**Record extracts:**
____________________

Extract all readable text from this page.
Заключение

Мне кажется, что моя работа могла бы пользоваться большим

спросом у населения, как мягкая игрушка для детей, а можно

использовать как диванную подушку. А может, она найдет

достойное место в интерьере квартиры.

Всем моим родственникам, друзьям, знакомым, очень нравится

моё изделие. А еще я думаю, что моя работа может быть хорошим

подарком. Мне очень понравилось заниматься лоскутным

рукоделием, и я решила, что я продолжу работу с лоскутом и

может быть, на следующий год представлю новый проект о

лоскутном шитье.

____________________

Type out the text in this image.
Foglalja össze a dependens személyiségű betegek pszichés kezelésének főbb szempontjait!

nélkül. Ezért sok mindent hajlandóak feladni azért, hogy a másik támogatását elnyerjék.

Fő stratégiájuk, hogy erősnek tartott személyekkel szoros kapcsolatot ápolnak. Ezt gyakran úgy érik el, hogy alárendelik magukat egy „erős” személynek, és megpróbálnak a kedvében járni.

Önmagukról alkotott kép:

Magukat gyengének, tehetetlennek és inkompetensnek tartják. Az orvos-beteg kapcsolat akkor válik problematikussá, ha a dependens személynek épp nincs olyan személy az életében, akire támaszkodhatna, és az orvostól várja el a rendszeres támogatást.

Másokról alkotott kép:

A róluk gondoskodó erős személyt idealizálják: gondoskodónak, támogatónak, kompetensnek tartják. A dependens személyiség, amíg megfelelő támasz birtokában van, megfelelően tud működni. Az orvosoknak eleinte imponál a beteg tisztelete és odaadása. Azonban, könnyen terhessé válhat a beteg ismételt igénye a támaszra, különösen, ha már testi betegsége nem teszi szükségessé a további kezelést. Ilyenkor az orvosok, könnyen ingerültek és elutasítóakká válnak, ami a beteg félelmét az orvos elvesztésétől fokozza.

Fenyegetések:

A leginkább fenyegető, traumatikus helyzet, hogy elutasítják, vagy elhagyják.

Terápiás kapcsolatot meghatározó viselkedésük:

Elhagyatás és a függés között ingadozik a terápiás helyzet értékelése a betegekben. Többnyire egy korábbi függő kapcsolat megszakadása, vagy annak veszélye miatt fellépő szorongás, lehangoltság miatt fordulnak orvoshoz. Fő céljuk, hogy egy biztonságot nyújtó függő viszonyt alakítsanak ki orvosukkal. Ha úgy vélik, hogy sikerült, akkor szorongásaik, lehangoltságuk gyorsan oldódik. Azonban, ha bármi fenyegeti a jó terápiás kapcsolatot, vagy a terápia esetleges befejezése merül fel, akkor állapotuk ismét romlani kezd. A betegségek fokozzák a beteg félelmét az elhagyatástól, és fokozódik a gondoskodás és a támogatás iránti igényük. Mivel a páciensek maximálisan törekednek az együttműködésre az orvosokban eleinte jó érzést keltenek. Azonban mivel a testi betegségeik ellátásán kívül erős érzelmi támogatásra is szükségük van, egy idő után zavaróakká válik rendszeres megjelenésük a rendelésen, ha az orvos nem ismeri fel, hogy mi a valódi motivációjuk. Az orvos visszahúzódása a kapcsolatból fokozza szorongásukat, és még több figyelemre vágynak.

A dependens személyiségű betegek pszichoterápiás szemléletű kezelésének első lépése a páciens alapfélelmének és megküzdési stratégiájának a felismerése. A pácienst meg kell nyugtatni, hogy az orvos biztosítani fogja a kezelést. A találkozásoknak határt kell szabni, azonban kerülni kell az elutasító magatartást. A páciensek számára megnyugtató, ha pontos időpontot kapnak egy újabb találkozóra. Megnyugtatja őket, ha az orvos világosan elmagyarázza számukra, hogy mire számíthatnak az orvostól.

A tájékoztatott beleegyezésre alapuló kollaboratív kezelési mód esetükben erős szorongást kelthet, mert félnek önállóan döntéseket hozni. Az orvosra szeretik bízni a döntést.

____________________

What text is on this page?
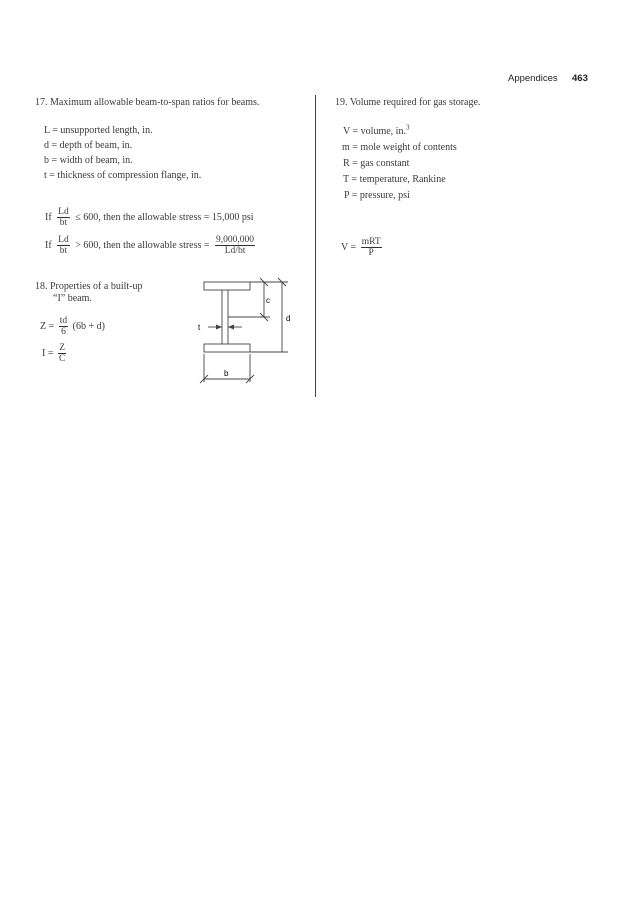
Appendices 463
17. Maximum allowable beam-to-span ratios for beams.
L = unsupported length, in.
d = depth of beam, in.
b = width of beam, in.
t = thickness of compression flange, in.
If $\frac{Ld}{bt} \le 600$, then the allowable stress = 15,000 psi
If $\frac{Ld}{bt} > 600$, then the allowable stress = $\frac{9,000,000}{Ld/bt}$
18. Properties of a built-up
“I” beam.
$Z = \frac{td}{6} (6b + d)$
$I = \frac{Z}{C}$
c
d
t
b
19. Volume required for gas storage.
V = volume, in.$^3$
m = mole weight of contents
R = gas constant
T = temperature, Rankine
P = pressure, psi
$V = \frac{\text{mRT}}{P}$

____________________

**Exercise prompt:**
Scan the records for the string "orvostól". Copy each line in which it appears.

**Reply to the exercise:**
Magukat gyengének, tehetetlennek és inkompetensnek tartják. Az orvos-beteg kapcsolat akkor válik problematikussá, ha a dependens személynek épp nincs olyan személy az életében, akire támaszkodhatna, és az orvostól várja el a rendszeres támogatást.
A dependens személyiségű betegek pszichoterápiás szemléletű kezelésének első lépése a páciens alapfélelmének és megküzdési stratégiájának a felismerése. A pácienst meg kell nyugtatni, hogy az orvos biztosítani fogja a kezelést. A találkozásoknak határt kell szabni, azonban kerülni kell az elutasító magatartást. A páciensek számára megnyugtató, ha pontos időpontot kapnak egy újabb találkozóra. Megnyugtatja őket, ha az orvos világosan elmagyarázza számukra, hogy mire számíthatnak az orvostól.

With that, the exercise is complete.